| TASK A |
List every honor or tribute to Butler named in the "Legacy and awards" section of the Sol Butler text below.
| TASK B |
In the Sol Butler text below, switch "University of Dubuque" to "college" and write out the passage from "Today, the University" to "and Courage Award.".
| TASK C |
According to the Sol Butler text below, where is Butler buried?

| EXTRACT PROVIDED |

_ _ _ _ _ _ _

While in California playing for the Chicago All-Stars basketball team which he founded, he would stay in the state. Butler used his earnings to re-open Jack's Café, previously owned by Jack Johnson, former heavyweight boxing champion in 1932. He was named to a key role in a film by Russ Sanders in 1935 being filmed in Hollywood, Calif. after playing minor parts in a few films prior. He was signed by Oscar Devereaux Mischaux, and independent producer of more than 44 films for Lincoln Motion Picture Company. He and his brother Ben, sold cars, self-published a book on track and field, shined shoes, and did anything they could to raise money. In his later years after prohibition, Butler owned nightclubs in Chicago, set up his own talent agency and for a brief period was in the record business representing Paul Robeson, an American singer and actor who was a political activist for the civil rights movement.

He died on December 1, 1954, after being shot by a patron at Paddy's Liquors, a Chicago tavern where he was employed for seven years. Butler died of his injuries at Chicago's Provident hospital. He is buried next to his sister, Josephine Butler, at Maple Grove Cemetery in Wichita, Kansas.

==Legacy and awards==

Today, the University of Dubuque hosts an annual Sol Butler Classic indoor track meet.

In May, 2014 the University of Dubuque began awarding the Solomon Butler Character and Courage Award.

Butler was inducted into the Des Moines Register's Iowa Sports Hall of Fame.

In 2018, Butler was an inaugural inductee into the National High School Track and Field Hall of Fame. Other 2018 inductees were Ted Meredith, Lee Barnes, Frank Wykoff, Betty Robinson, Cornelius Johnson, Jesse Owens, Helen Stephens, Eddie Morris, Alice Coachman, Bob Mathias, Milt Campbell, Willye White, Dallas Long, Gerry Lindgren, Jim Ryun, Steve Prefontaine, Lynn Bjorklund, Mary Decker, Kathy McMillan, Chandra Cheeseborough, Renaldo Nehemiah, Michael Carter, Kim Gallagher, Alan Webb, Allyson Felix, John Dye, Ed Grant, Joe Newton and Don Norford.

_ _ _ _ _ _ _

Document layout analysis data:

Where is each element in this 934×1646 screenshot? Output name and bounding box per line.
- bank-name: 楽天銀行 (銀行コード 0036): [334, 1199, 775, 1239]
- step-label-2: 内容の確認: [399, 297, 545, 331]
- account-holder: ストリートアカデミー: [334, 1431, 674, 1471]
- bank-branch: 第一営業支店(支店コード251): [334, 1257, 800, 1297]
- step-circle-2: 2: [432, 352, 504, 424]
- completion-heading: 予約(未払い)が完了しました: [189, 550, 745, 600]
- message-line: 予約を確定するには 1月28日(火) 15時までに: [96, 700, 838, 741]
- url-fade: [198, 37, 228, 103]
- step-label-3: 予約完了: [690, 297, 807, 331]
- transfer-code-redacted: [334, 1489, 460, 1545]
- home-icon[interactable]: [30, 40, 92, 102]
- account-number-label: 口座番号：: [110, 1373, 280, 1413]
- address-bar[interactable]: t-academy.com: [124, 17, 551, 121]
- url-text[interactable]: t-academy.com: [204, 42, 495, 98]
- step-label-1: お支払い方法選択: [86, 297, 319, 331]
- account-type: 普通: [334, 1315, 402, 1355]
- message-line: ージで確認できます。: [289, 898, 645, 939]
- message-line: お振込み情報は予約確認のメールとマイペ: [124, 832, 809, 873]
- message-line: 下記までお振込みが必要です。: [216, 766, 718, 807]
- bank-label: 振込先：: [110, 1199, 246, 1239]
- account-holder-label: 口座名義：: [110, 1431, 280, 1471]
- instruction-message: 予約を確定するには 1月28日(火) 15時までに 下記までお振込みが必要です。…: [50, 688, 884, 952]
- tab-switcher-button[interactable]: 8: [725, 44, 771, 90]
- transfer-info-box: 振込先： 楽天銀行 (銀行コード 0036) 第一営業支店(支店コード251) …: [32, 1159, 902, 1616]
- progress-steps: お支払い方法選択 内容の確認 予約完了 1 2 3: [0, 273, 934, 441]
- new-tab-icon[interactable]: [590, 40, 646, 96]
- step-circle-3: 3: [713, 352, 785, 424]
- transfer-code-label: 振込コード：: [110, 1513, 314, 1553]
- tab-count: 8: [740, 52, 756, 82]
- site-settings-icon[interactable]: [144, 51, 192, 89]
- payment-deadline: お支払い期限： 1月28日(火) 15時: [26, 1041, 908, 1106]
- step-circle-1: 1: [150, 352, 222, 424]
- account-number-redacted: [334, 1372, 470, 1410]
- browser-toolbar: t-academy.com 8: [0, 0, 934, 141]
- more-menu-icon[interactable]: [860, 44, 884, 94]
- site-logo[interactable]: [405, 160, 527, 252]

_ _ _ _ _ _ _

| SOLUTION A |
- The annual Sol Butler Classic indoor track meet hosted by the University of Dubuque
- The Solomon Butler Character and Courage Award, awarded by the University of Dubuque since May 2014
- Induction into the Des Moines Register's Iowa Sports Hall of Fame
- Induction, in 2018 and as an inaugural inductee, into the National High School Track and Field Hall of Fame

| SOLUTION B |
Today, the college hosts an annual Sol Butler Classic indoor track meet.

In May, 2014 the college began awarding the Solomon Butler Character and Courage Award.

| SOLUTION C |
He is buried at Maple Grove Cemetery in Wichita, Kansas, next to his sister, Josephine Butler.